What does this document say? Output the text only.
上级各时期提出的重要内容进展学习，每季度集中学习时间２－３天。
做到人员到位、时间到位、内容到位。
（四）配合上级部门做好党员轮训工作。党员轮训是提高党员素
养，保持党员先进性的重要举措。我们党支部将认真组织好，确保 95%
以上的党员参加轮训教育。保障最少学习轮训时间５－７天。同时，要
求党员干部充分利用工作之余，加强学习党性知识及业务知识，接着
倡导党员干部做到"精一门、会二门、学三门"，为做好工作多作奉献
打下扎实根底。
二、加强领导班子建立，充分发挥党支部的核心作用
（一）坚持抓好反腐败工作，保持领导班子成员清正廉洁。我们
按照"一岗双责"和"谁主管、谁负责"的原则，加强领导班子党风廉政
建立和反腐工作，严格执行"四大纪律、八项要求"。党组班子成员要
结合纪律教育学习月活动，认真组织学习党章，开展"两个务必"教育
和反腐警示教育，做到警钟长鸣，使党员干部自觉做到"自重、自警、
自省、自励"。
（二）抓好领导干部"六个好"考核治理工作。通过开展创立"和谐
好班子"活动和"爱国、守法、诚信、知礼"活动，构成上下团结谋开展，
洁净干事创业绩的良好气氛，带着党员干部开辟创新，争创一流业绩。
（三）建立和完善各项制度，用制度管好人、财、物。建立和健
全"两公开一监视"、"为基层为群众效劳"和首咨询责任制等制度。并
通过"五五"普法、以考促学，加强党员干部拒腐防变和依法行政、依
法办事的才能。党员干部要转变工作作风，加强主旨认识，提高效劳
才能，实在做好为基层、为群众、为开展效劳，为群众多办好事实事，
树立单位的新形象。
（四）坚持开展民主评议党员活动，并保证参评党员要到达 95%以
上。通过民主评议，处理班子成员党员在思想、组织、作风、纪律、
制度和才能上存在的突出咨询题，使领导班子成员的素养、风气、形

※

■ TASK DIRECTIONS
The entries above should be repeated exactly, every one of them.

■ FULL RESPONSE
What does this document say? Output the text only.
上级各时期提出的重要内容进展学习，每季度集中学习时间２－３天。
做到人员到位、时间到位、内容到位。
（四）配合上级部门做好党员轮训工作。党员轮训是提高党员素
养，保持党员先进性的重要举措。我们党支部将认真组织好，确保 95%
以上的党员参加轮训教育。保障最少学习轮训时间５－７天。同时，要
求党员干部充分利用工作之余，加强学习党性知识及业务知识，接着
倡导党员干部做到"精一门、会二门、学三门"，为做好工作多作奉献
打下扎实根底。
二、加强领导班子建立，充分发挥党支部的核心作用
（一）坚持抓好反腐败工作，保持领导班子成员清正廉洁。我们
按照"一岗双责"和"谁主管、谁负责"的原则，加强领导班子党风廉政
建立和反腐工作，严格执行"四大纪律、八项要求"。党组班子成员要
结合纪律教育学习月活动，认真组织学习党章，开展"两个务必"教育
和反腐警示教育，做到警钟长鸣，使党员干部自觉做到"自重、自警、
自省、自励"。
（二）抓好领导干部"六个好"考核治理工作。通过开展创立"和谐
好班子"活动和"爱国、守法、诚信、知礼"活动，构成上下团结谋开展，
洁净干事创业绩的良好气氛，带着党员干部开辟创新，争创一流业绩。
（三）建立和完善各项制度，用制度管好人、财、物。建立和健
全"两公开一监视"、"为基层为群众效劳"和首咨询责任制等制度。并
通过"五五"普法、以考促学，加强党员干部拒腐防变和依法行政、依
法办事的才能。党员干部要转变工作作风，加强主旨认识，提高效劳
才能，实在做好为基层、为群众、为开展效劳，为群众多办好事实事，
树立单位的新形象。
（四）坚持开展民主评议党员活动，并保证参评党员要到达 95%以
上。通过民主评议，处理班子成员党员在思想、组织、作风、纪律、
制度和才能上存在的突出咨询题，使领导班子成员的素养、风气、形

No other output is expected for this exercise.